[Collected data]
>>

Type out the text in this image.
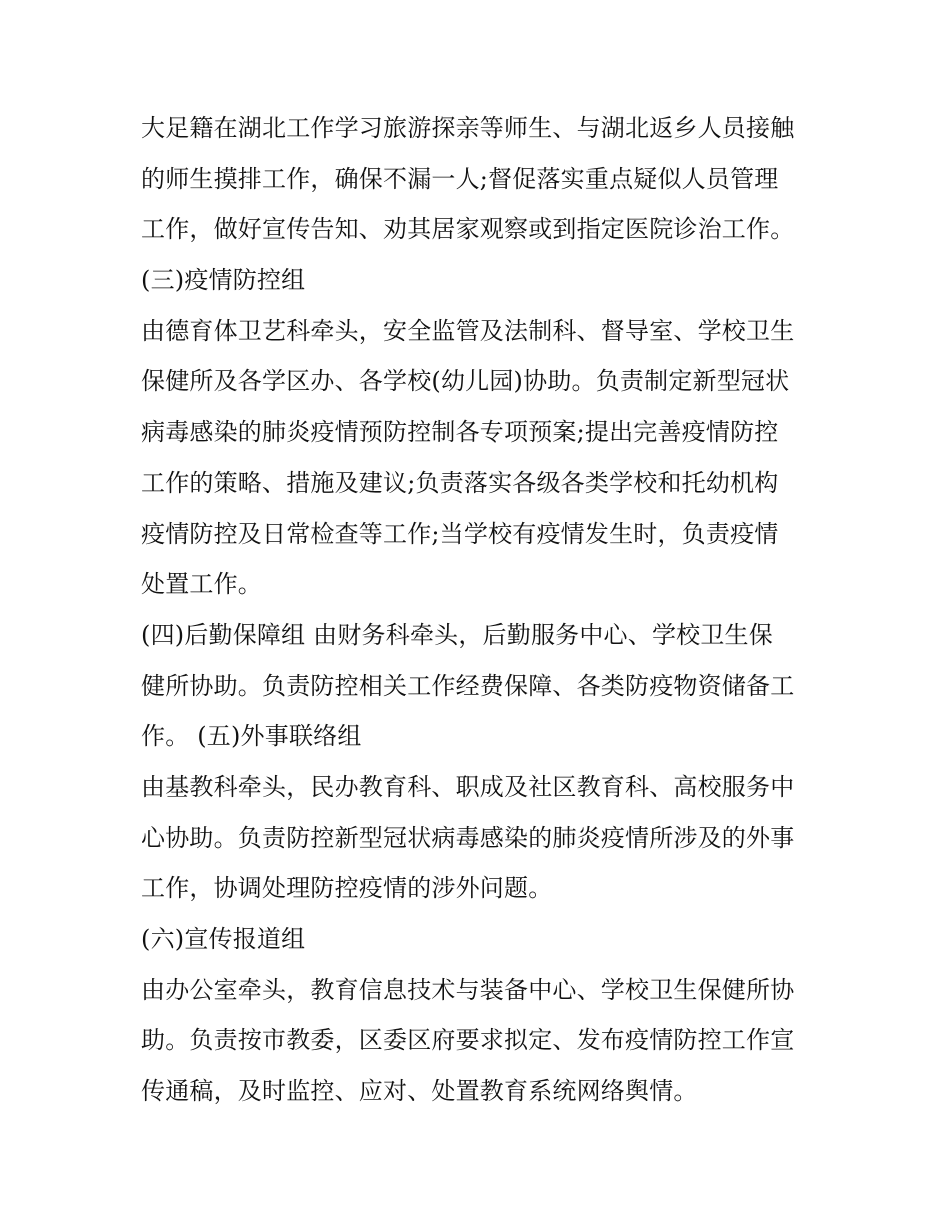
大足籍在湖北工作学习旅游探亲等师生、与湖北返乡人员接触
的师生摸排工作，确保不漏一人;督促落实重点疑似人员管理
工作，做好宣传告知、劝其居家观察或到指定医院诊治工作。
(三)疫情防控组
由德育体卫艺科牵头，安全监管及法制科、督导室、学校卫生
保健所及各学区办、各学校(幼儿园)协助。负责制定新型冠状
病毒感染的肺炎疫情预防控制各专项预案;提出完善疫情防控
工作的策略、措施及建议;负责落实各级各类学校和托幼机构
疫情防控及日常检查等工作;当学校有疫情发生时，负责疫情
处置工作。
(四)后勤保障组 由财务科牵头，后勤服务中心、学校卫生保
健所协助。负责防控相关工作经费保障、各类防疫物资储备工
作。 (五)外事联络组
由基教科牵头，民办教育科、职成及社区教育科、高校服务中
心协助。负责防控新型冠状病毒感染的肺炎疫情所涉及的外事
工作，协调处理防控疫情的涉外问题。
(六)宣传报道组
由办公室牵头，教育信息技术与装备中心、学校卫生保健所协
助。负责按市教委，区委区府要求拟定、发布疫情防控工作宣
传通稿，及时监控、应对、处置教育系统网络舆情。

<<
>>

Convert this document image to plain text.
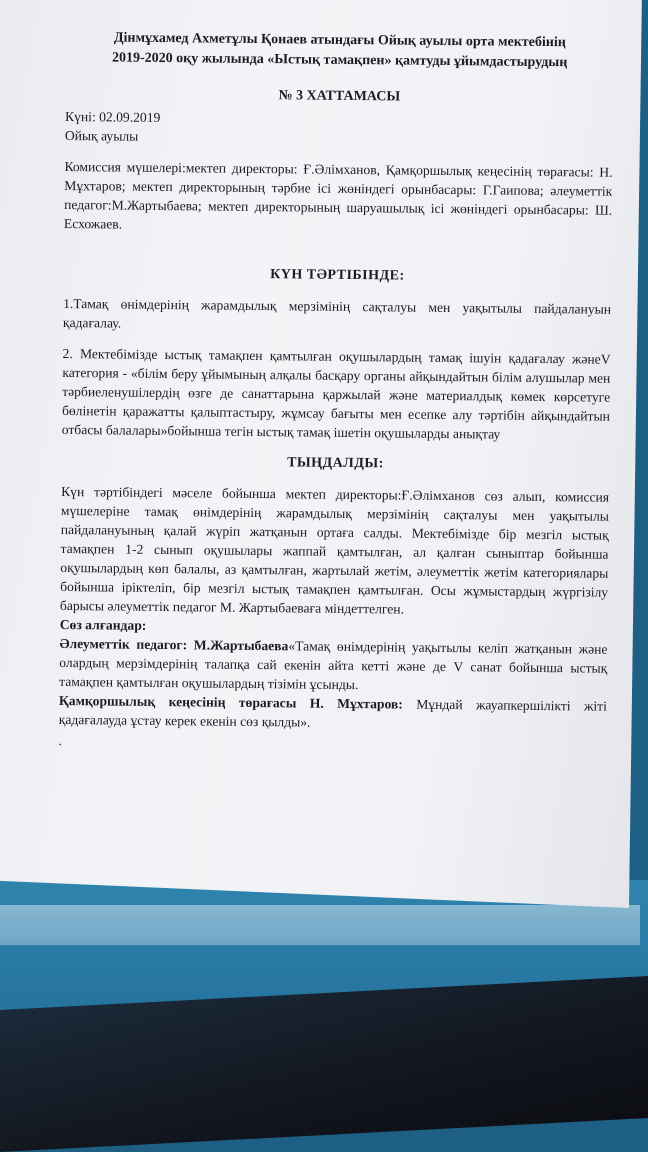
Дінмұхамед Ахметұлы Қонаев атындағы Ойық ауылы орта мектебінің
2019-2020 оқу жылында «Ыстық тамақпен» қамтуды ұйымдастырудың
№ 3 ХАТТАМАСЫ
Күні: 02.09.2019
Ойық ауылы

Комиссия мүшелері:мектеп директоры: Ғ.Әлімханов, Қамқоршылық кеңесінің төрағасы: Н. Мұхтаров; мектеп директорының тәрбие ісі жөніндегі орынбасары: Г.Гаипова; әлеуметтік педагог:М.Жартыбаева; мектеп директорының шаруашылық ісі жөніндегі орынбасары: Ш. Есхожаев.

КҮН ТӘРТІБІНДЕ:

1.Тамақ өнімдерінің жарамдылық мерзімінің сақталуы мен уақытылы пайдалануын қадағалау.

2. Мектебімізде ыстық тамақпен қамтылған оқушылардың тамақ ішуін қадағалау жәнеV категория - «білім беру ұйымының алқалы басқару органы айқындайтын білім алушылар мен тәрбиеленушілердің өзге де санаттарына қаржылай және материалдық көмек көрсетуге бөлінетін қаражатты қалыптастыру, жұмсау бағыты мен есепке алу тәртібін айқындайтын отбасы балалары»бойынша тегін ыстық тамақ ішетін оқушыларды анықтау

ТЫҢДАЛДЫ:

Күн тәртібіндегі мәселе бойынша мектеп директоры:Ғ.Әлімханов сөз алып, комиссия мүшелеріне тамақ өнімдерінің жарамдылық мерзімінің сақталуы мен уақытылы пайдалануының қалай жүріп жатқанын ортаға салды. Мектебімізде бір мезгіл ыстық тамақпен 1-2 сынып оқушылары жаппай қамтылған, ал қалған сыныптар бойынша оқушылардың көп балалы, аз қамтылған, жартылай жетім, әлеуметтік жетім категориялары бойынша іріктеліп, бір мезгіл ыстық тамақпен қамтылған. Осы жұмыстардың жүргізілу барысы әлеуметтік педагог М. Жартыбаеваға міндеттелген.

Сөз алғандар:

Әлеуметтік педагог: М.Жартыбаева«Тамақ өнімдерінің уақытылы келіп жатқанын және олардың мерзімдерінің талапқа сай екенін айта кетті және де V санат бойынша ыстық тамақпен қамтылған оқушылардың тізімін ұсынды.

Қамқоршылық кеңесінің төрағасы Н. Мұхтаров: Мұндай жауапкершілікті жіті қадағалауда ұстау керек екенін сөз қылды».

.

<<

● **WORK INSTRUCTIONS**
Copy every line in the entries above that has the string "this" in it.

● **TASK ANSWER**
Type out the text in this image.
Convert this document image to plain text.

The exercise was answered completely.